• PROVIDED MATERIAL
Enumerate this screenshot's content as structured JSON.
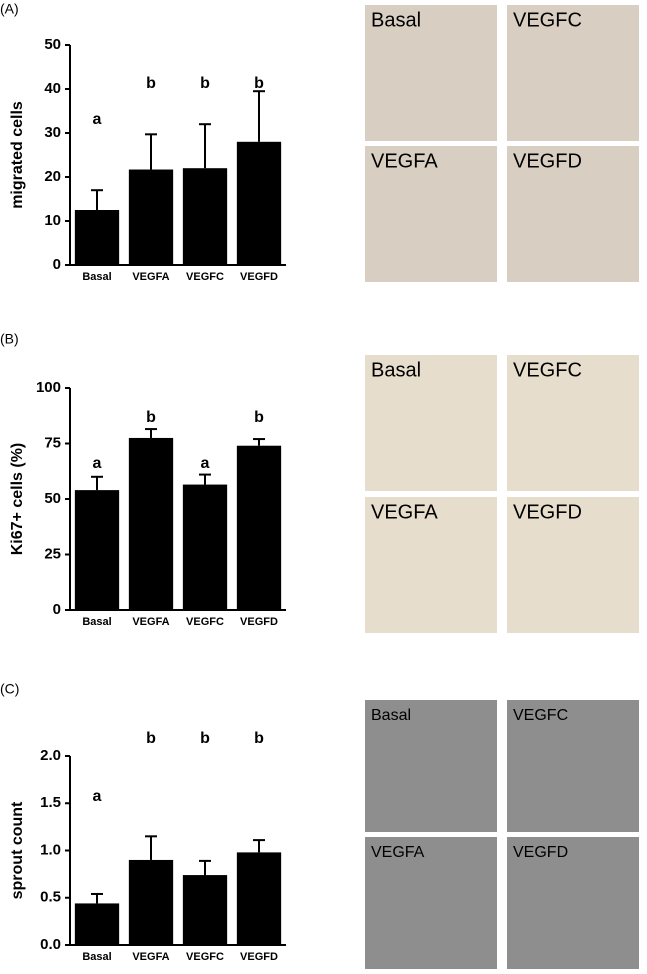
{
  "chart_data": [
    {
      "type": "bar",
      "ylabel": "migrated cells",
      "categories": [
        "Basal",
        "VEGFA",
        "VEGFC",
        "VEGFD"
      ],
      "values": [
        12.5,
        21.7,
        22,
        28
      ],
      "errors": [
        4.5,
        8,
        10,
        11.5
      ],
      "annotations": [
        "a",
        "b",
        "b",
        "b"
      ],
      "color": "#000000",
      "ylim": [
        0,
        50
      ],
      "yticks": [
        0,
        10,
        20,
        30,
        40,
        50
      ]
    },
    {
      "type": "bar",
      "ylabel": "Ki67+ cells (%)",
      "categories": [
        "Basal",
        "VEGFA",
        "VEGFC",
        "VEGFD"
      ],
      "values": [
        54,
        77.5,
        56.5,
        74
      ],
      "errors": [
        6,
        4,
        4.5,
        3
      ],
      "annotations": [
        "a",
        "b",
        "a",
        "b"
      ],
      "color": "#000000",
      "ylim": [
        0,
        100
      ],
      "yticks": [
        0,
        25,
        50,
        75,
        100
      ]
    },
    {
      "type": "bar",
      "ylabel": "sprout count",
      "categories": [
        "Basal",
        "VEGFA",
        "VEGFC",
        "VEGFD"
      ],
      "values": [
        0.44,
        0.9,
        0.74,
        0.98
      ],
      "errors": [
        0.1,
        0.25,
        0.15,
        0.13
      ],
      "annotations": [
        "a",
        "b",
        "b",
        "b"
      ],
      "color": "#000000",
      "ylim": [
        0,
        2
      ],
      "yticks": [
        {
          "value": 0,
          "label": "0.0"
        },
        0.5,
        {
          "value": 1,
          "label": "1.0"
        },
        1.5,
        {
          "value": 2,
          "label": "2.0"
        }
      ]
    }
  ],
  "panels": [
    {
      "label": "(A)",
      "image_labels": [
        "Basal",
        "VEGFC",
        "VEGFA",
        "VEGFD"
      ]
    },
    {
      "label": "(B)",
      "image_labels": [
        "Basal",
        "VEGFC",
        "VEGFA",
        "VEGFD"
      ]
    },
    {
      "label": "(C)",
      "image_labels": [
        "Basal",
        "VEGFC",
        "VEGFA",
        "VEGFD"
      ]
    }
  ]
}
==
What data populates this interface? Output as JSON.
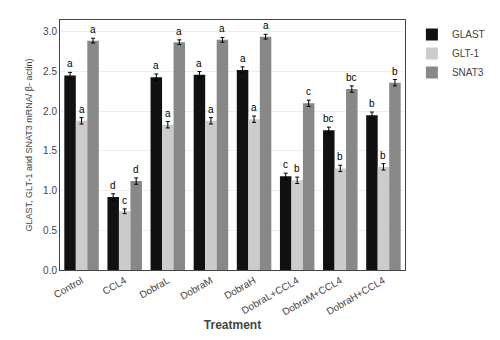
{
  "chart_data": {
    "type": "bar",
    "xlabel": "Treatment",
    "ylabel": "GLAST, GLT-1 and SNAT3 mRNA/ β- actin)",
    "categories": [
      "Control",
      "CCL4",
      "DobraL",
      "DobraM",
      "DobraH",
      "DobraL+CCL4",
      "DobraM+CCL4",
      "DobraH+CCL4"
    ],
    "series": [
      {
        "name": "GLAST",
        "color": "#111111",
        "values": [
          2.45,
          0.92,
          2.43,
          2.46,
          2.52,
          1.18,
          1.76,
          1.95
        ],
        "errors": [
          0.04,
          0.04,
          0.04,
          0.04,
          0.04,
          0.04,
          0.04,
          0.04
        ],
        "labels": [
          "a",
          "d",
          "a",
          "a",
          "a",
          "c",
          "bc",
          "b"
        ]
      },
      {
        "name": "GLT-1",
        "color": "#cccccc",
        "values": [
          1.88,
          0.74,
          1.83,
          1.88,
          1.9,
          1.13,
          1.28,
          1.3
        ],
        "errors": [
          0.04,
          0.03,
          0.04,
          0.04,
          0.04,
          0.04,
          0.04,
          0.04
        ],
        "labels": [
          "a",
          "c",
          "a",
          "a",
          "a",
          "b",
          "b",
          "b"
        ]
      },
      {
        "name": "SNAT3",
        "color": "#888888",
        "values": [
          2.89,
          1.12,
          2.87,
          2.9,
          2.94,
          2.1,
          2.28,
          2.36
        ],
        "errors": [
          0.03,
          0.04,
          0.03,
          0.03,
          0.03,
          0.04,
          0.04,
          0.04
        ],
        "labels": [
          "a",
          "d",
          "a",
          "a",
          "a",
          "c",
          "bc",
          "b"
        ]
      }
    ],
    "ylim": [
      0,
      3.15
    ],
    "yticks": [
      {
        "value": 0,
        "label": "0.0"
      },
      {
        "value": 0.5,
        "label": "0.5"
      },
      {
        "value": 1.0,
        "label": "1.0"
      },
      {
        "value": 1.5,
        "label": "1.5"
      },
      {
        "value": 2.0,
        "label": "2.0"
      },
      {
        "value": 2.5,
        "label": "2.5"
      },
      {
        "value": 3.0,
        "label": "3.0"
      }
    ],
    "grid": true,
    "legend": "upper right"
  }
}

• WHAT THE TASK ASKS
Each line of the entries that contains "GLAST" counts once; state the total as a bare number.

• EXPECTED OUTPUT
2